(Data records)
● ● ● ● ● ● ●
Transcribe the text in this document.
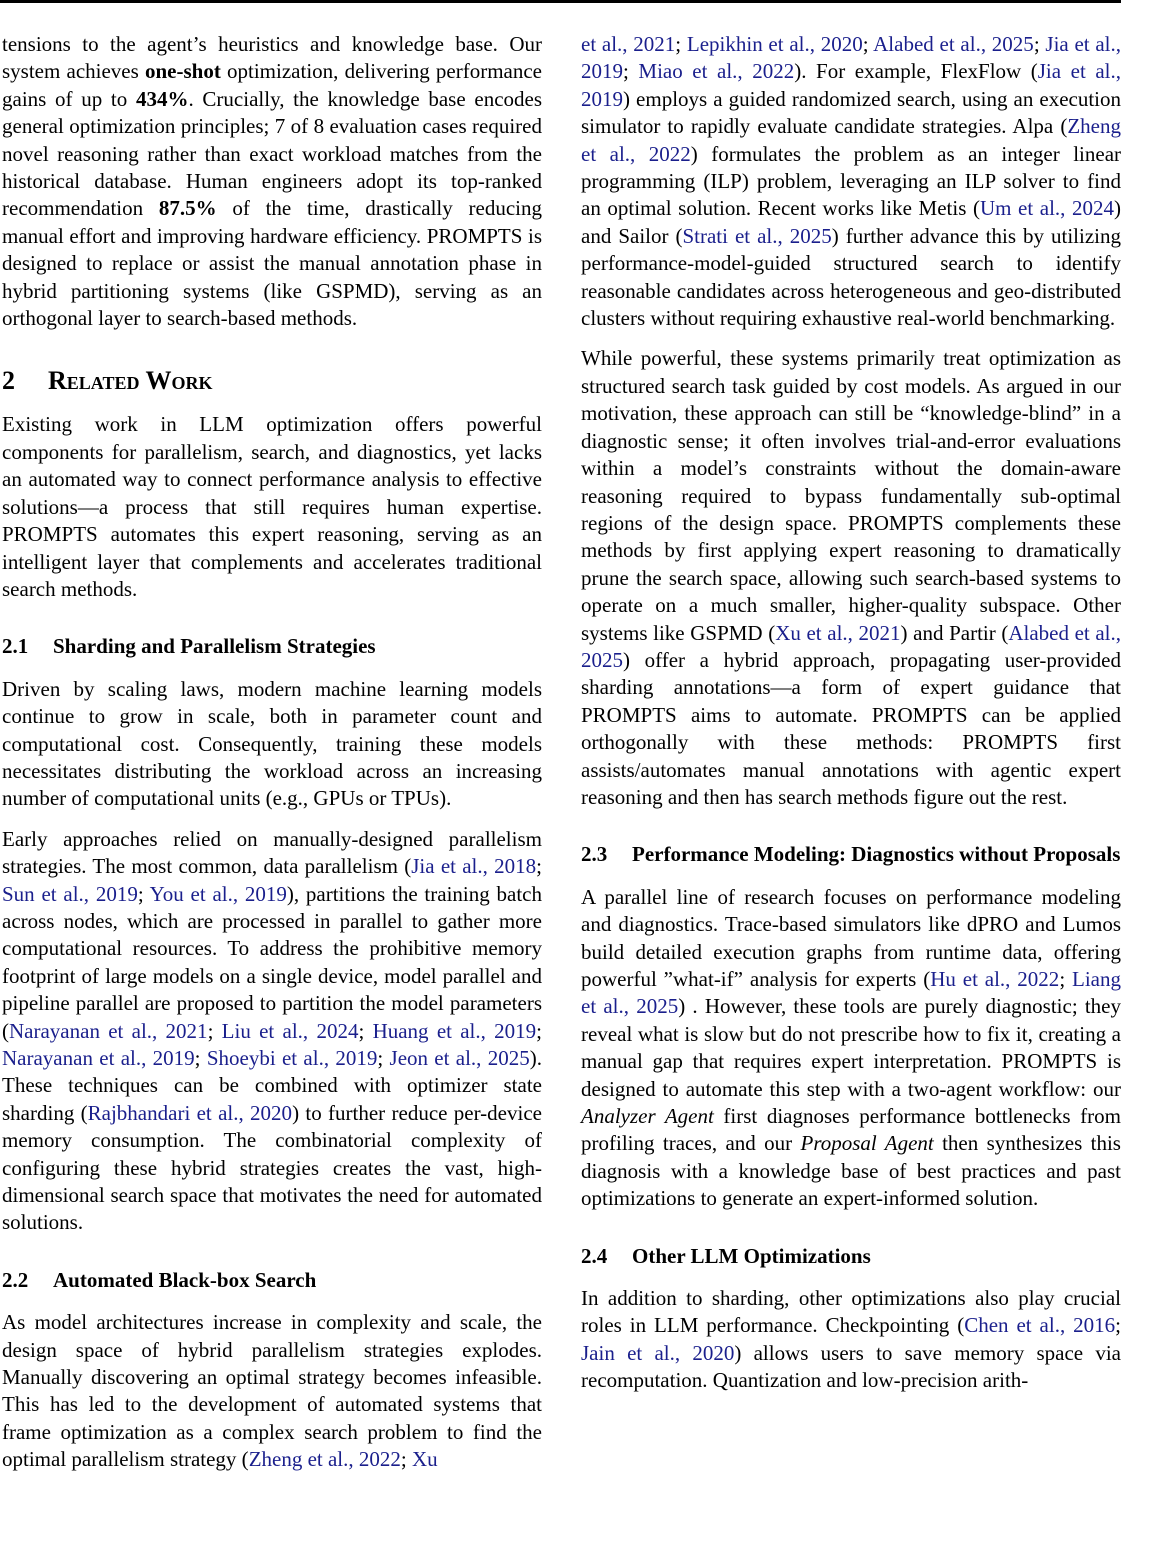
tensions to the agent’s heuristics and knowledge base. Our system achieves one-shot optimization, delivering performance gains of up to 434%. Crucially, the knowledge base encodes general optimization principles; 7 of 8 evaluation cases required novel reasoning rather than exact workload matches from the historical database. Human engineers adopt its top-ranked recommendation 87.5% of the time, drastically reducing manual effort and improving hardware efficiency. PROMPTS is designed to replace or assist the manual annotation phase in hybrid partitioning systems (like GSPMD), serving as an orthogonal layer to search-based methods.

2 Related Work

Existing work in LLM optimization offers powerful components for parallelism, search, and diagnostics, yet lacks an automated way to connect performance analysis to effective solutions—a process that still requires human expertise. PROMPTS automates this expert reasoning, serving as an intelligent layer that complements and accelerates traditional search methods.

2.1	Sharding and Parallelism Strategies

Driven by scaling laws, modern machine learning models continue to grow in scale, both in parameter count and computational cost. Consequently, training these models necessitates distributing the workload across an increasing number of computational units (e.g., GPUs or TPUs).

Early approaches relied on manually-designed parallelism strategies. The most common, data parallelism (Jia et al., 2018; Sun et al., 2019; You et al., 2019), partitions the training batch across nodes, which are processed in parallel to gather more computational resources. To address the prohibitive memory footprint of large models on a single device, model parallel and pipeline parallel are proposed to partition the model parameters (Narayanan et al., 2021; Liu et al., 2024; Huang et al., 2019; Narayanan et al., 2019; Shoeybi et al., 2019; Jeon et al., 2025). These techniques can be combined with optimizer state sharding (Rajbhandari et al., 2020) to further reduce per-device memory consumption. The combinatorial complexity of configuring these hybrid strategies creates the vast, high-dimensional search space that motivates the need for automated solutions.

2.2	Automated Black-box Search

As model architectures increase in complexity and scale, the design space of hybrid parallelism strategies explodes. Manually discovering an optimal strategy becomes infeasible. This has led to the development of automated systems that frame optimization as a complex search problem to find the optimal parallelism strategy (Zheng et al., 2022; Xu

et al., 2021; Lepikhin et al., 2020; Alabed et al., 2025; Jia et al., 2019; Miao et al., 2022). For example, FlexFlow (Jia et al., 2019) employs a guided randomized search, using an execution simulator to rapidly evaluate candidate strategies. Alpa (Zheng et al., 2022) formulates the problem as an integer linear programming (ILP) problem, leveraging an ILP solver to find an optimal solution. Recent works like Metis (Um et al., 2024) and Sailor (Strati et al., 2025) further advance this by utilizing performance-model-guided structured search to identify reasonable candidates across heterogeneous and geo-distributed clusters without requiring exhaustive real-world benchmarking.

While powerful, these systems primarily treat optimization as structured search task guided by cost models. As argued in our motivation, these approach can still be “knowledge-blind” in a diagnostic sense; it often involves trial-and-error evaluations within a model’s constraints without the domain-aware reasoning required to bypass fundamentally sub-optimal regions of the design space. PROMPTS complements these methods by first applying expert reasoning to dramatically prune the search space, allowing such search-based systems to operate on a much smaller, higher-quality subspace. Other systems like GSPMD (Xu et al., 2021) and Partir (Alabed et al., 2025) offer a hybrid approach, propagating user-provided sharding annotations—a form of expert guidance that PROMPTS aims to automate. PROMPTS can be applied orthogonally with these methods: PROMPTS first assists/automates manual annotations with agentic expert reasoning and then has search methods figure out the rest.

2.3	Performance Modeling: Diagnostics without Proposals

A parallel line of research focuses on performance modeling and diagnostics. Trace-based simulators like dPRO and Lumos build detailed execution graphs from runtime data, offering powerful ”what-if” analysis for experts (Hu et al., 2022; Liang et al., 2025) . However, these tools are purely diagnostic; they reveal what is slow but do not prescribe how to fix it, creating a manual gap that requires expert interpretation. PROMPTS is designed to automate this step with a two-agent workflow: our Analyzer Agent first diagnoses performance bottlenecks from profiling traces, and our Proposal Agent then synthesizes this diagnosis with a knowledge base of best practices and past optimizations to generate an expert-informed solution.

2.4	Other LLM Optimizations

In addition to sharding, other optimizations also play crucial roles in LLM performance. Checkpointing (Chen et al., 2016; Jain et al., 2020) allows users to save memory space via recomputation. Quantization and low-precision arith-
● ● ● ● ● ● ●
Task requirements: Extract all lines that hold the word "workload".

The result:
tensions to the agent’s heuristics and knowledge base. Our system achieves one-shot optimization, delivering performance gains of up to 434%. Crucially, the knowledge base encodes general optimization principles; 7 of 8 evaluation cases required novel reasoning rather than exact workload matches from the historical database. Human engineers adopt its top-ranked recommendation 87.5% of the time, drastically reducing manual effort and improving hardware efficiency. PROMPTS is designed to replace or assist the manual annotation phase in hybrid partitioning systems (like GSPMD), serving as an orthogonal layer to search-based methods.
Driven by scaling laws, modern machine learning models continue to grow in scale, both in parameter count and computational cost. Consequently, training these models necessitates distributing the workload across an increasing number of computational units (e.g., GPUs or TPUs).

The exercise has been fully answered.